Data entries:
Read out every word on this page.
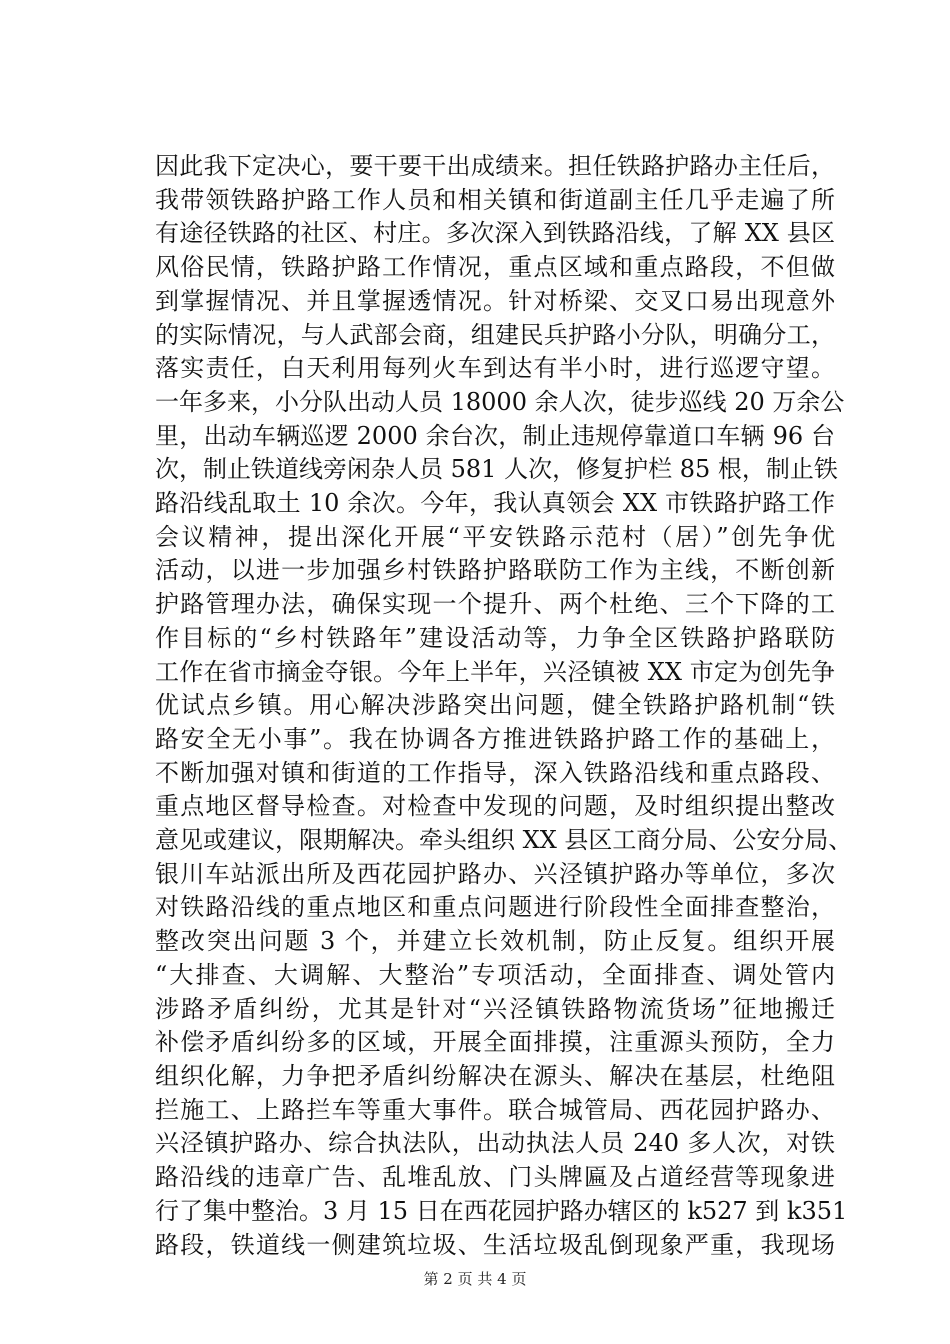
因此我下定决心，要干要干出成绩来。担任铁路护路办主任后，
我带领铁路护路工作人员和相关镇和街道副主任几乎走遍了所
有途径铁路的社区、村庄。多次深入到铁路沿线，了解 XX 县区
风俗民情，铁路护路工作情况，重点区域和重点路段，不但做
到掌握情况、并且掌握透情况。针对桥梁、交叉口易出现意外
的实际情况，与人武部会商，组建民兵护路小分队，明确分工，
落实责任，白天利用每列火车到达有半小时，进行巡逻守望。
一年多来，小分队出动人员 18000 余人次，徒步巡线 20 万余公
里，出动车辆巡逻 2000 余台次，制止违规停靠道口车辆 96 台
次，制止铁道线旁闲杂人员 581 人次，修复护栏 85 根，制止铁
路沿线乱取土 10 余次。今年，我认真领会 XX 市铁路护路工作
会议精神，提出深化开展“平安铁路示范村（居）”创先争优
活动，以进一步加强乡村铁路护路联防工作为主线，不断创新
护路管理办法，确保实现一个提升、两个杜绝、三个下降的工
作目标的“乡村铁路年”建设活动等，力争全区铁路护路联防
工作在省市摘金夺银。今年上半年，兴泾镇被 XX 市定为创先争
优试点乡镇。用心解决涉路突出问题，健全铁路护路机制“铁
路安全无小事”。我在协调各方推进铁路护路工作的基础上，
不断加强对镇和街道的工作指导，深入铁路沿线和重点路段、
重点地区督导检查。对检查中发现的问题，及时组织提出整改
意见或建议，限期解决。牵头组织 XX 县区工商分局、公安分局、
银川车站派出所及西花园护路办、兴泾镇护路办等单位，多次
对铁路沿线的重点地区和重点问题进行阶段性全面排查整治，
整改突出问题 3 个，并建立长效机制，防止反复。组织开展
“大排查、大调解、大整治”专项活动，全面排查、调处管内
涉路矛盾纠纷，尤其是针对“兴泾镇铁路物流货场”征地搬迁
补偿矛盾纠纷多的区域，开展全面排摸，注重源头预防，全力
组织化解，力争把矛盾纠纷解决在源头、解决在基层，杜绝阻
拦施工、上路拦车等重大事件。联合城管局、西花园护路办、
兴泾镇护路办、综合执法队，出动执法人员 240 多人次，对铁
路沿线的违章广告、乱堆乱放、门头牌匾及占道经营等现象进
行了集中整治。3 月 15 日在西花园护路办辖区的 k527 到 k351
路段，铁道线一侧建筑垃圾、生活垃圾乱倒现象严重，我现场
第 2 页 共 4 页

* The request *
Repeat every record precisely. Any picture among them stays out of the copy.

* Output of the task *
Read out every word on this page.
因此我下定决心，要干要干出成绩来。担任铁路护路办主任后，
我带领铁路护路工作人员和相关镇和街道副主任几乎走遍了所
有途径铁路的社区、村庄。多次深入到铁路沿线，了解 XX 县区
风俗民情，铁路护路工作情况，重点区域和重点路段，不但做
到掌握情况、并且掌握透情况。针对桥梁、交叉口易出现意外
的实际情况，与人武部会商，组建民兵护路小分队，明确分工，
落实责任，白天利用每列火车到达有半小时，进行巡逻守望。
一年多来，小分队出动人员 18000 余人次，徒步巡线 20 万余公
里，出动车辆巡逻 2000 余台次，制止违规停靠道口车辆 96 台
次，制止铁道线旁闲杂人员 581 人次，修复护栏 85 根，制止铁
路沿线乱取土 10 余次。今年，我认真领会 XX 市铁路护路工作
会议精神，提出深化开展“平安铁路示范村（居）”创先争优
活动，以进一步加强乡村铁路护路联防工作为主线，不断创新
护路管理办法，确保实现一个提升、两个杜绝、三个下降的工
作目标的“乡村铁路年”建设活动等，力争全区铁路护路联防
工作在省市摘金夺银。今年上半年，兴泾镇被 XX 市定为创先争
优试点乡镇。用心解决涉路突出问题，健全铁路护路机制“铁
路安全无小事”。我在协调各方推进铁路护路工作的基础上，
不断加强对镇和街道的工作指导，深入铁路沿线和重点路段、
重点地区督导检查。对检查中发现的问题，及时组织提出整改
意见或建议，限期解决。牵头组织 XX 县区工商分局、公安分局、
银川车站派出所及西花园护路办、兴泾镇护路办等单位，多次
对铁路沿线的重点地区和重点问题进行阶段性全面排查整治，
整改突出问题 3 个，并建立长效机制，防止反复。组织开展
“大排查、大调解、大整治”专项活动，全面排查、调处管内
涉路矛盾纠纷，尤其是针对“兴泾镇铁路物流货场”征地搬迁
补偿矛盾纠纷多的区域，开展全面排摸，注重源头预防，全力
组织化解，力争把矛盾纠纷解决在源头、解决在基层，杜绝阻
拦施工、上路拦车等重大事件。联合城管局、西花园护路办、
兴泾镇护路办、综合执法队，出动执法人员 240 多人次，对铁
路沿线的违章广告、乱堆乱放、门头牌匾及占道经营等现象进
行了集中整治。3 月 15 日在西花园护路办辖区的 k527 到 k351
路段，铁道线一侧建筑垃圾、生活垃圾乱倒现象严重，我现场
第 2 页 共 4 页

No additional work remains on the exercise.